### Saved entries
:::::
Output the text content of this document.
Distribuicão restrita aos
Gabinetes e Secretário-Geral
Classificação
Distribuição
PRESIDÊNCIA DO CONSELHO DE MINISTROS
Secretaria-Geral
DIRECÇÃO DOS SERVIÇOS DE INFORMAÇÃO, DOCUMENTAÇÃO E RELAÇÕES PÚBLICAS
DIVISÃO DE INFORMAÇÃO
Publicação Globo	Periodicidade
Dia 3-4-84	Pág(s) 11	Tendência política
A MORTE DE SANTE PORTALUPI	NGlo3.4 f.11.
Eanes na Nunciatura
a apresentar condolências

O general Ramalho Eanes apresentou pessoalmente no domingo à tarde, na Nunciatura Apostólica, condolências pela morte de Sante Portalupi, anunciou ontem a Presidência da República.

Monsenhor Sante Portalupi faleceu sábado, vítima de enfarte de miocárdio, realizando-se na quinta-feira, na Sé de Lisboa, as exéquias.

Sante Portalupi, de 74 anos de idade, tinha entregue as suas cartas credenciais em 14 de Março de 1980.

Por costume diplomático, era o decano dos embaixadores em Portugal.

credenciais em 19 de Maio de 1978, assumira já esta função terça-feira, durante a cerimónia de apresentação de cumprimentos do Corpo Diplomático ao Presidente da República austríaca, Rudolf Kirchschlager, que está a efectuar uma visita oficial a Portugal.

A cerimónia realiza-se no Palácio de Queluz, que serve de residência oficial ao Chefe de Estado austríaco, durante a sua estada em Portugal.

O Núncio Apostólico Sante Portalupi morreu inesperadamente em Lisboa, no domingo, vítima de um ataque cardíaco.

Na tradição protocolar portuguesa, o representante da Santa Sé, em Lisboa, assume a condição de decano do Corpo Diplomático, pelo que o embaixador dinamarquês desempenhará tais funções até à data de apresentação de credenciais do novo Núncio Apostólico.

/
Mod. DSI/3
:::::
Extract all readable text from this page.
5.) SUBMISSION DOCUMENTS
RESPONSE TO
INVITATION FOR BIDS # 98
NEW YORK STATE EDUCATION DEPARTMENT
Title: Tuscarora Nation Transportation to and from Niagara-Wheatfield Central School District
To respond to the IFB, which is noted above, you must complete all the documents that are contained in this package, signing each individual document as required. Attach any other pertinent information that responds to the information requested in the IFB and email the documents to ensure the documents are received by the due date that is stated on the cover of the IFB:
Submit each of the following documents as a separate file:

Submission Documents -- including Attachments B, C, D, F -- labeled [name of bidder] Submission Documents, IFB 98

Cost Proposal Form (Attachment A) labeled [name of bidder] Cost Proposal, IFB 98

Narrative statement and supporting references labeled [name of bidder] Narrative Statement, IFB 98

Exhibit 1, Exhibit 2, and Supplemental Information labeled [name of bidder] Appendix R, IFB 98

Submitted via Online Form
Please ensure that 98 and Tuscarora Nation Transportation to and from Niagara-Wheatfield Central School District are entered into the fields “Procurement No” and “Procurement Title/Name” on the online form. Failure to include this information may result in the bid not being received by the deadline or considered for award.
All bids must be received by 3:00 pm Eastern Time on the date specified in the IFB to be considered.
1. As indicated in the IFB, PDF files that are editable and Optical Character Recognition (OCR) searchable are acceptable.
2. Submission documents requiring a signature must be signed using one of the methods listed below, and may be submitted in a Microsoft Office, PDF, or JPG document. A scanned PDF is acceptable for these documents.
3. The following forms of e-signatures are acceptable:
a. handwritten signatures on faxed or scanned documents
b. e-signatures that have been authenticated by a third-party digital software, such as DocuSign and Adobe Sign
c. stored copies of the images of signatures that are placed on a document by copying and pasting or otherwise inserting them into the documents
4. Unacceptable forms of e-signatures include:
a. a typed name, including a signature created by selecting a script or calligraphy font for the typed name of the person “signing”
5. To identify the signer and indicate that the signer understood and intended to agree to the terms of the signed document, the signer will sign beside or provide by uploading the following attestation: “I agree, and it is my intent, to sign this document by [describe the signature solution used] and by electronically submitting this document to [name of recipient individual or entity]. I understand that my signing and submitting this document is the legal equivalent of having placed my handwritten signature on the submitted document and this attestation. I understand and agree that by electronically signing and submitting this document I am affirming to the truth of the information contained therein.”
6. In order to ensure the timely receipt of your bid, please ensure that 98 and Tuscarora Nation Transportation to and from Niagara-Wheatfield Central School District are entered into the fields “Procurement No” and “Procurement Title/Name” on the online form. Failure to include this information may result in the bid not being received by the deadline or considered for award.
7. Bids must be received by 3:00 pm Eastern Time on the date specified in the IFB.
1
:::::
Search the listing above for the string "include". Copy every line that contains it.

Please ensure that 98 and Tuscarora Nation Transportation to and from Niagara-Wheatfield Central School District are entered into the fields “Procurement No” and “Procurement Title/Name” on the online form. Failure to include this information may result in the bid not being received by the deadline or considered for award.
4. Unacceptable forms of e-signatures include:
6. In order to ensure the timely receipt of your bid, please ensure that 98 and Tuscarora Nation Transportation to and from Niagara-Wheatfield Central School District are entered into the fields “Procurement No” and “Procurement Title/Name” on the online form. Failure to include this information may result in the bid not being received by the deadline or considered for award.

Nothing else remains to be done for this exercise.